Gather every line that includes the word "license", please.

⁂

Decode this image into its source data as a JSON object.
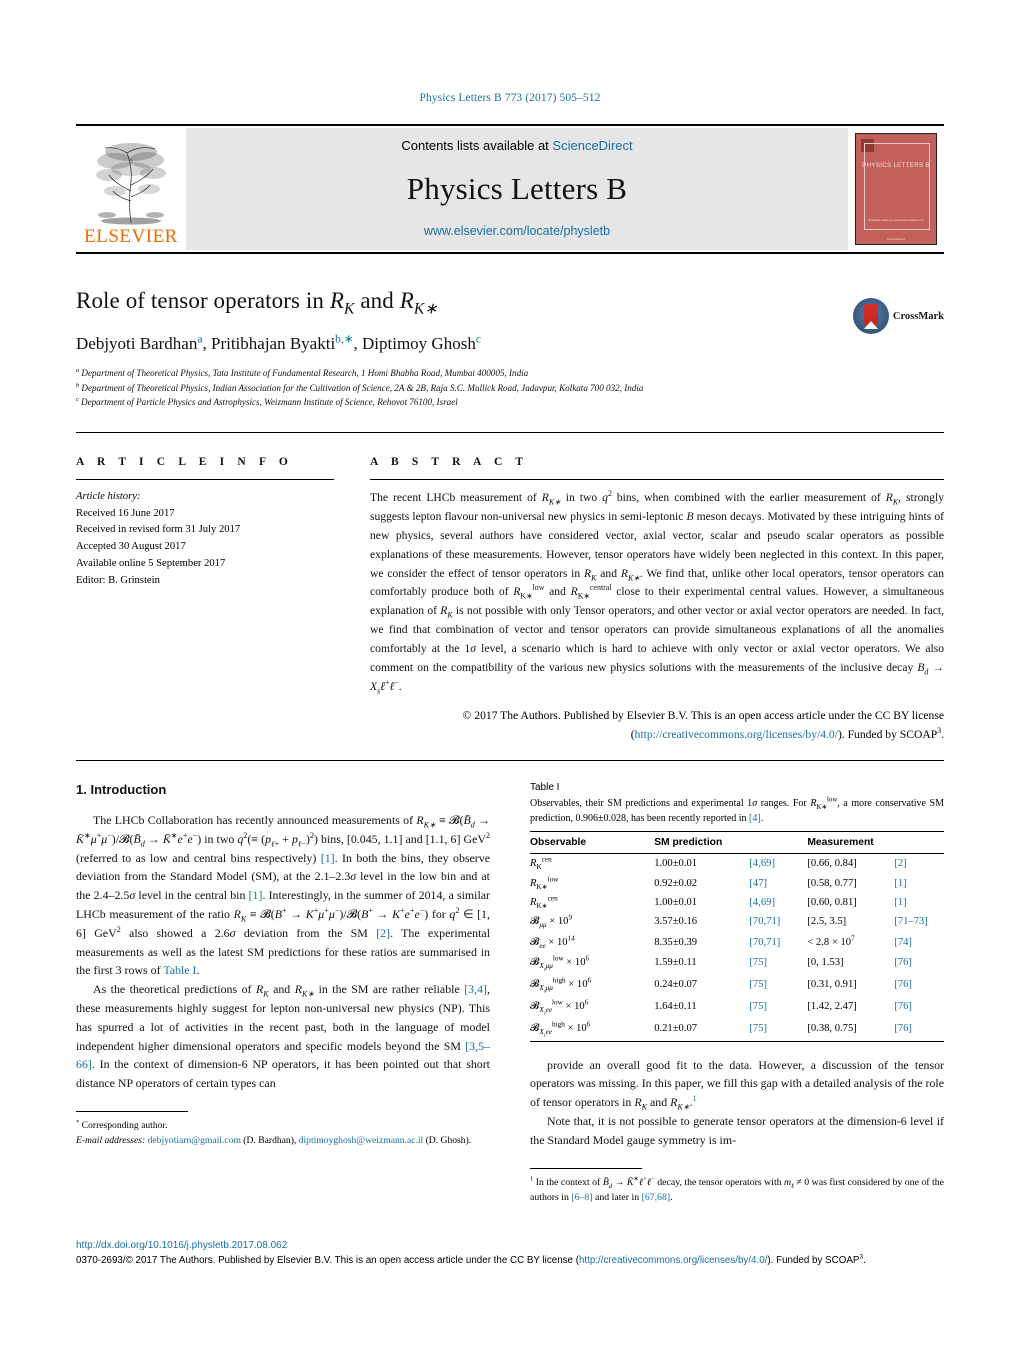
{
  "journal": {
    "citation_line": "Physics Letters B 773 (2017) 505–512",
    "contents_prefix": "Contents lists available at",
    "contents_link": "ScienceDirect",
    "name": "Physics Letters B",
    "url": "www.elsevier.com/locate/physletb",
    "publisher_wordmark": "ELSEVIER",
    "cover_title": "PHYSICS LETTERS B",
    "cover_footer_1": "Available online at www.sciencedirect.com",
    "cover_footer_2": "ScienceDirect",
    "accent_link_color": "#1a6ea8",
    "elsevier_orange": "#f06c00",
    "cover_red": "#c4605a"
  },
  "article": {
    "title_html": "Role of tensor operators in <span class=\"m\">R<sub>K</sub></span> and <span class=\"m\">R<sub>K∗</sub></span>",
    "title_plain": "Role of tensor operators in RK and RK*",
    "authors_html": "Debjyoti Bardhan<sup>a</sup>, Pritibhajan Byakti<sup>b,∗</sup>, Diptimoy Ghosh<sup>c</sup>",
    "affiliations": [
      {
        "marker": "a",
        "text": "Department of Theoretical Physics, Tata Institute of Fundamental Research, 1 Homi Bhabha Road, Mumbai 400005, India"
      },
      {
        "marker": "b",
        "text": "Department of Theoretical Physics, Indian Association for the Cultivation of Science, 2A & 2B, Raja S.C. Mullick Road, Jadavpur, Kolkata 700 032, India"
      },
      {
        "marker": "c",
        "text": "Department of Particle Physics and Astrophysics, Weizmann Institute of Science, Rehovot 76100, Israel"
      }
    ],
    "crossmark_label": "CrossMark"
  },
  "article_info": {
    "heading": "A R T I C L E  I N F O",
    "history_label": "Article history:",
    "history": [
      "Received 16 June 2017",
      "Received in revised form 31 July 2017",
      "Accepted 30 August 2017",
      "Available online 5 September 2017",
      "Editor: B. Grinstein"
    ]
  },
  "abstract": {
    "heading": "A B S T R A C T",
    "body_html": "The recent LHCb measurement of <span class=\"m\">R<sub>K∗</sub></span> in two <span class=\"m\">q</span><sup>2</sup> bins, when combined with the earlier measurement of <span class=\"m\">R<sub>K</sub></span>, strongly suggests lepton flavour non-universal new physics in semi-leptonic <span class=\"m\">B</span> meson decays. Motivated by these intriguing hints of new physics, several authors have considered vector, axial vector, scalar and pseudo scalar operators as possible explanations of these measurements. However, tensor operators have widely been neglected in this context. In this paper, we consider the effect of tensor operators in <span class=\"m\">R<sub>K</sub></span> and <span class=\"m\">R<sub>K∗</sub></span>. We find that, unlike other local operators, tensor operators can comfortably produce both of <span class=\"m\">R</span><sub class=\"up\">K∗</sub><sup class=\"up\">low</sup> and <span class=\"m\">R</span><sub class=\"up\">K∗</sub><sup class=\"up\">central</sup> close to their experimental central values. However, a simultaneous explanation of <span class=\"m\">R<sub>K</sub></span> is not possible with only Tensor operators, and other vector or axial vector operators are needed. In fact, we find that combination of vector and tensor operators can provide simultaneous explanations of all the anomalies comfortably at the 1<span class=\"m\">σ</span> level, a scenario which is hard to achieve with only vector or axial vector operators. We also comment on the compatibility of the various new physics solutions with the measurements of the inclusive decay <span class=\"m\">B<sub>d</sub></span> → <span class=\"m\">X<sub>s</sub>ℓ</span><sup>+</sup><span class=\"m\">ℓ</span><sup>−</sup>.",
    "copyright_html": "© 2017 The Authors. Published by Elsevier B.V. This is an open access article under the CC BY license (<a href=\"#\">http://creativecommons.org/licenses/by/4.0/</a>). Funded by SCOAP<sup>3</sup>."
  },
  "introduction": {
    "heading": "1. Introduction",
    "paragraph_1_html": "The LHCb Collaboration has recently announced measurements of <span class=\"m\">R<sub>K∗</sub></span> ≡ 𝓑(<span class=\"m\">B̄<sub>d</sub></span> → <span class=\"m\">K̄</span><sup>∗</sup><span class=\"m\">μ</span><sup>+</sup><span class=\"m\">μ</span><sup>−</sup>)/𝓑(<span class=\"m\">B̄<sub>d</sub></span> → <span class=\"m\">K̄</span><sup>∗</sup><span class=\"m\">e</span><sup>+</sup><span class=\"m\">e</span><sup>−</sup>) in two <span class=\"m\">q</span><sup>2</sup>(≡ (<span class=\"m\">p<sub>ℓ</sub></span><sub>+</sub> + <span class=\"m\">p<sub>ℓ</sub></span><sub>−</sub>)<sup>2</sup>) bins, [0.045, 1.1] and [1.1, 6] GeV<sup>2</sup> (referred to as low and central bins respectively) <span class=\"ref\">[1]</span>. In both the bins, they observe deviation from the Standard Model (SM), at the 2.1–2.3<span class=\"m\">σ</span> level in the low bin and at the 2.4–2.5<span class=\"m\">σ</span> level in the central bin <span class=\"ref\">[1]</span>. Interestingly, in the summer of 2014, a similar LHCb measurement of the ratio <span class=\"m\">R<sub>K</sub></span> ≡ 𝓑(<span class=\"m\">B</span><sup>+</sup> → <span class=\"m\">K</span><sup>+</sup><span class=\"m\">μ</span><sup>+</sup><span class=\"m\">μ</span><sup>−</sup>)/𝓑(<span class=\"m\">B</span><sup>+</sup> → <span class=\"m\">K</span><sup>+</sup><span class=\"m\">e</span><sup>+</sup><span class=\"m\">e</span><sup>−</sup>) for <span class=\"m\">q</span><sup>2</sup> ∈ [1, 6] GeV<sup>2</sup> also showed a 2.6<span class=\"m\">σ</span> deviation from the SM <span class=\"ref\">[2]</span>. The experimental measurements as well as the latest SM predictions for these ratios are summarised in the first 3 rows of <span class=\"ref\">Table I</span>.",
    "paragraph_2_html": "As the theoretical predictions of <span class=\"m\">R<sub>K</sub></span> and <span class=\"m\">R<sub>K∗</sub></span> in the SM are rather reliable <span class=\"ref\">[3,4]</span>, these measurements highly suggest for lepton non-universal new physics (NP). This has spurred a lot of activities in the recent past, both in the language of model independent higher dimensional operators and specific models beyond the SM <span class=\"ref\">[3,5–66]</span>. In the context of dimension-6 NP operators, it has been pointed out that short distance NP operators of certain types can",
    "paragraph_3_html": "provide an overall good fit to the data. However, a discussion of the tensor operators was missing. In this paper, we fill this gap with a detailed analysis of the role of tensor operators in <span class=\"m\">R<sub>K</sub></span> and <span class=\"m\">R<sub>K∗</sub></span>.<sup class=\"ref\">1</sup>",
    "paragraph_4_html": "Note that, it is not possible to generate tensor operators at the dimension-6 level if the Standard Model gauge symmetry is im-"
  },
  "table": {
    "label": "Table I",
    "caption_html": "Observables, their SM predictions and experimental 1<span class=\"m\">σ</span> ranges. For <span class=\"m\">R</span><sub class=\"up\">K∗</sub><sup class=\"up\">low</sup>, a more conservative SM prediction, 0.906±0.028, has been recently reported in <a href=\"#\">[4]</a>.",
    "columns": [
      "Observable",
      "SM prediction",
      "",
      "Measurement",
      ""
    ],
    "rows": [
      {
        "observable_html": "<span class=\"m\">R</span><sub class=\"up\">K</sub><sup class=\"up\">cen</sup>",
        "sm": "1.00±0.01",
        "sm_ref": "[4,69]",
        "meas": "[0.66, 0.84]",
        "meas_ref": "[2]"
      },
      {
        "observable_html": "<span class=\"m\">R</span><sub class=\"up\">K∗</sub><sup class=\"up\">low</sup>",
        "sm": "0.92±0.02",
        "sm_ref": "[47]",
        "meas": "[0.58, 0.77]",
        "meas_ref": "[1]"
      },
      {
        "observable_html": "<span class=\"m\">R</span><sub class=\"up\">K∗</sub><sup class=\"up\">cen</sup>",
        "sm": "1.00±0.01",
        "sm_ref": "[4,69]",
        "meas": "[0.60, 0.81]",
        "meas_ref": "[1]"
      },
      {
        "observable_html": "𝓑<sub class=\"m\">μμ</sub> × 10<sup>9</sup>",
        "sm": "3.57±0.16",
        "sm_ref": "[70,71]",
        "meas": "[2.5, 3.5]",
        "meas_ref": "[71–73]"
      },
      {
        "observable_html": "𝓑<sub class=\"m\">ee</sub> × 10<sup>14</sup>",
        "sm": "8.35±0.39",
        "sm_ref": "[70,71]",
        "meas": "< 2.8 × 10<sup>7</sup>",
        "meas_ref": "[74]"
      },
      {
        "observable_html": "𝓑<sub class=\"m\">X<sub>s</sub>μμ</sub><sup class=\"up\">low</sup> × 10<sup>6</sup>",
        "sm": "1.59±0.11",
        "sm_ref": "[75]",
        "meas": "[0, 1.53]",
        "meas_ref": "[76]"
      },
      {
        "observable_html": "𝓑<sub class=\"m\">X<sub>s</sub>μμ</sub><sup class=\"up\">high</sup> × 10<sup>6</sup>",
        "sm": "0.24±0.07",
        "sm_ref": "[75]",
        "meas": "[0.31, 0.91]",
        "meas_ref": "[76]"
      },
      {
        "observable_html": "𝓑<sub class=\"m\">X<sub>s</sub>ee</sub><sup class=\"up\">low</sup> × 10<sup>6</sup>",
        "sm": "1.64±0.11",
        "sm_ref": "[75]",
        "meas": "[1.42, 2.47]",
        "meas_ref": "[76]"
      },
      {
        "observable_html": "𝓑<sub class=\"m\">X<sub>s</sub>ee</sub><sup class=\"up\">high</sup> × 10<sup>6</sup>",
        "sm": "0.21±0.07",
        "sm_ref": "[75]",
        "meas": "[0.38, 0.75]",
        "meas_ref": "[76]"
      }
    ]
  },
  "footnotes": {
    "corresponding_marker": "*",
    "corresponding_text": "Corresponding author.",
    "email_label": "E-mail addresses:",
    "emails_html": "<a href=\"#\">debjyotiarn@gmail.com</a> (D. Bardhan), <a href=\"#\">diptimoyghosh@weizmann.ac.il</a> (D. Ghosh).",
    "right_note_html": "<sup>1</sup> In the context of <span class=\"m\">B̄<sub>d</sub></span> → <span class=\"m\">K̄</span><sup>∗</sup><span class=\"m\">ℓ</span><sup>+</sup><span class=\"m\">ℓ</span><sup>−</sup> decay, the tensor operators with <span class=\"m\">m<sub>ℓ</sub></span> ≠ 0 was first considered by one of the authors in <a href=\"#\">[6–8]</a> and later in <a href=\"#\">[67,68]</a>."
  },
  "page_footer": {
    "doi": "http://dx.doi.org/10.1016/j.physletb.2017.08.062",
    "issn_html": "0370-2693/© 2017 The Authors. Published by Elsevier B.V. This is an open access article under the CC BY license (<a href=\"#\">http://creativecommons.org/licenses/by/4.0/</a>). Funded by SCOAP<sup>3</sup>."
  }
}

⁂

**Result of the exercise**
    "copyright_html": "© 2017 The Authors. Published by Elsevier B.V. This is an open access article under the CC BY license (<a href=\"#\">http://creativecommons.org/licenses/by/4.0/</a>). Funded by SCOAP<sup>3</sup>."
    "issn_html": "0370-2693/© 2017 The Authors. Published by Elsevier B.V. This is an open access article under the CC BY license (<a href=\"#\">http://creativecommons.org/licenses/by/4.0/</a>). Funded by SCOAP<sup>3</sup>."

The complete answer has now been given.